## Texte fourni
= = = = = = =

8. Le contrôle de la nourriture

[…] Notre puissance réside aussi dans la pénurie permanente de nourriture. Le droit du capital, en affamant les travailleurs, permet sur eux une mainmise plus sûre que ne pouvait le faire la noblesse avec son roi. […]

[…] Nous agirons sur les masses par le manque, l’envie et la haine qui en résultent. […]

[…] mais tout propriétaire rural peut être un danger pour nous puisqu’il peut vivre en autarcie. C’est la raison pour laquelle il nous faut à tout prix le priver de ses terres. Le moyen le plus sûr pour y arriver est d’augmenter les charges foncières, […] d’accabler de dettes les propriétés rurales […]


9. Le rôle de la guerre

[…] Nous mettrons en rivalité toutes les forces pour amener ceux qui ont soif de pouvoir à abuser de leur pouvoir. Il nous faut fomenter des dissensions, des inimitiés dans toute l’Europe et par l’intermédiaire de l’Europe dans d’autres parties de la Terre. […]

[…] Il faut que nous soyons capables d’anéantir toute opposition en provoquant des guerres avec les pays voisins. Au cas où ces voisins oseraient nous tenir tête, il nous faut leur répondre par une guerre mondiale. […]


10. Le contrôle au moyen de l’éducation

[…] On n’incitera pas les Gojim à tirer une application pratique de leur observation impartiale de l’Histoire mais on les invitera à des réflexions théoriques, sans faire de relations critiques avec les événements qui vont suivre. […]

[…] Dans ce jeu, sachez que la chose principale est de les avoir convaincus d’accepter les nécessités de la science. […]

[…] Tenant compte de ce fait, nous n’aurons de cesse de créer une confiance aveugle en ces théories (scientifiques) et les journaux nous y aideront bien. Les intellectuels parmi les Gojim se vanteront de leurs connaissances. […]

[…] Le peuple perdra, de plus en plus, l’habitude de penser par lui-même et de se forger sa propre opinion, il en viendra à prononcer les mots que nous désirons entendre prononcer. […]


11. Le contrôle des loges franc-maçonniques

[…] Nous créerons dans tous les pays de la Terre des loges franc-maçonniques, nous les multiplierons et y attirerons des personnalités qui sortent des rangs. […]

[…] Nous mettrons toutes ces loges sous la domination de notre administration centrale que nous serons seuls à connaître et que les autres ignoreront complètement.

[…] Qui ou qu’est-ce qui peut vaincre une puissance invisible? Voilà où se trouve notre pouvoir. La franc-maçonnerie non juive nous sert de couverture à leur insu. Mais le plan d’action de notre puissance reste pour tout le peuple et même pour le reste de la confrérie, un secret. […]


12. La mort

[…] La mort est la fin inévitable pour tous, par conséquent, il est préférable d’y conduire tous ceux qui nous font obstacle. Après avoir élaboré ce projet pour dominer le monde (le Nouvel Ordre Mondial = Novus Ordo Seclorum), la banque Rothschild aurait chargé le juif bavarois Adam Weishaupt de fonder l’Ordre secret des illuminés de Bavière.

= = = = = = =

## Données d'entrée
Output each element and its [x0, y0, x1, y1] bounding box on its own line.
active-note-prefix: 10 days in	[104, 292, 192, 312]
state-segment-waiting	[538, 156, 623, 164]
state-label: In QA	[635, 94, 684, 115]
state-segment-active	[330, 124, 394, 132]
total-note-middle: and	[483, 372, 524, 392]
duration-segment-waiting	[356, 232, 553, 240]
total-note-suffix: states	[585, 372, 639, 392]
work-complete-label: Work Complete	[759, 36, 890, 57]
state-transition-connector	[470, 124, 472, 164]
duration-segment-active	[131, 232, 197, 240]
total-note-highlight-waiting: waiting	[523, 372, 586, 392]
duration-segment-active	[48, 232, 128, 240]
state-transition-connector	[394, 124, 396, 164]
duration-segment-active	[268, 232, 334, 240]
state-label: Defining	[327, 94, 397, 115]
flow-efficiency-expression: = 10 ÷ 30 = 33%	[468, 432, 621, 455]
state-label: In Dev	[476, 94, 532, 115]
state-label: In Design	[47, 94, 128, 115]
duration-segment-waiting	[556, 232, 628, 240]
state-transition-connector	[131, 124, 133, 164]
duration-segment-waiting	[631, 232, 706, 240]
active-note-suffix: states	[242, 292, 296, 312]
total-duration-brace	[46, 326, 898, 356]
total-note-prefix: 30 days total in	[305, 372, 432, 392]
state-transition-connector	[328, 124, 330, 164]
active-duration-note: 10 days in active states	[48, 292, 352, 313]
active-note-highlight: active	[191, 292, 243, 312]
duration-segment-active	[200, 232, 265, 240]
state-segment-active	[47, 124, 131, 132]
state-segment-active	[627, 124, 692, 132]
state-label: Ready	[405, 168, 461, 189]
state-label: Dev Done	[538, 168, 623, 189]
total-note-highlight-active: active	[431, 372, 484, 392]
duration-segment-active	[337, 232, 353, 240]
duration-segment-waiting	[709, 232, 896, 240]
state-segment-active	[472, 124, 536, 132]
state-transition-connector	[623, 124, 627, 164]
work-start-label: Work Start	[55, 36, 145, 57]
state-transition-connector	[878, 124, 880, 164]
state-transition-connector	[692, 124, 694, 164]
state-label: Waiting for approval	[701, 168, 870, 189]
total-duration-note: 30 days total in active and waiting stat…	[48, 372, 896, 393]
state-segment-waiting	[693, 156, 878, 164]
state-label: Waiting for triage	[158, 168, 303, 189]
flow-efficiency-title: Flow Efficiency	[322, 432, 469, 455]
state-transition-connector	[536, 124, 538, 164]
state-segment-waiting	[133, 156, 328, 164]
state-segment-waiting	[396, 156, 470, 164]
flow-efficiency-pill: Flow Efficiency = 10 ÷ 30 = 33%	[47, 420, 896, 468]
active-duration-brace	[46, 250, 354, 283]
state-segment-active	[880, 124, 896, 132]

= = = = = = =

## Questions d'étude
1. Dans le texte fourni, quel est le titre de la partie numérotée 10 ?
2. Recopiez le passage du texte fourni qui commence par « 11. Le contrôle » et se poursuit jusqu'à « autres ignoreront complètement. », en changeant « loges » en « sociétés ».
3. D'après le texte fourni, pourquoi tout propriétaire rural peut-il être un danger, et qu'en conclut-on ?

## Réponses aux questions
1. Le contrôle au moyen de l'éducation.

2.
11. Le contrôle des sociétés franc-maçonniques

[…] Nous créerons dans tous les pays de la Terre des sociétés franc-maçonniques, nous les multiplierons et y attirerons des personnalités qui sortent des rangs. […]

[…] Nous mettrons toutes ces sociétés sous la domination de notre administration centrale que nous serons seuls à connaître et que les autres ignoreront complètement.

3. Tout propriétaire rural peut être un danger parce qu'il peut vivre en autarcie. Pour cette raison, il faudrait à tout prix le priver de ses terres.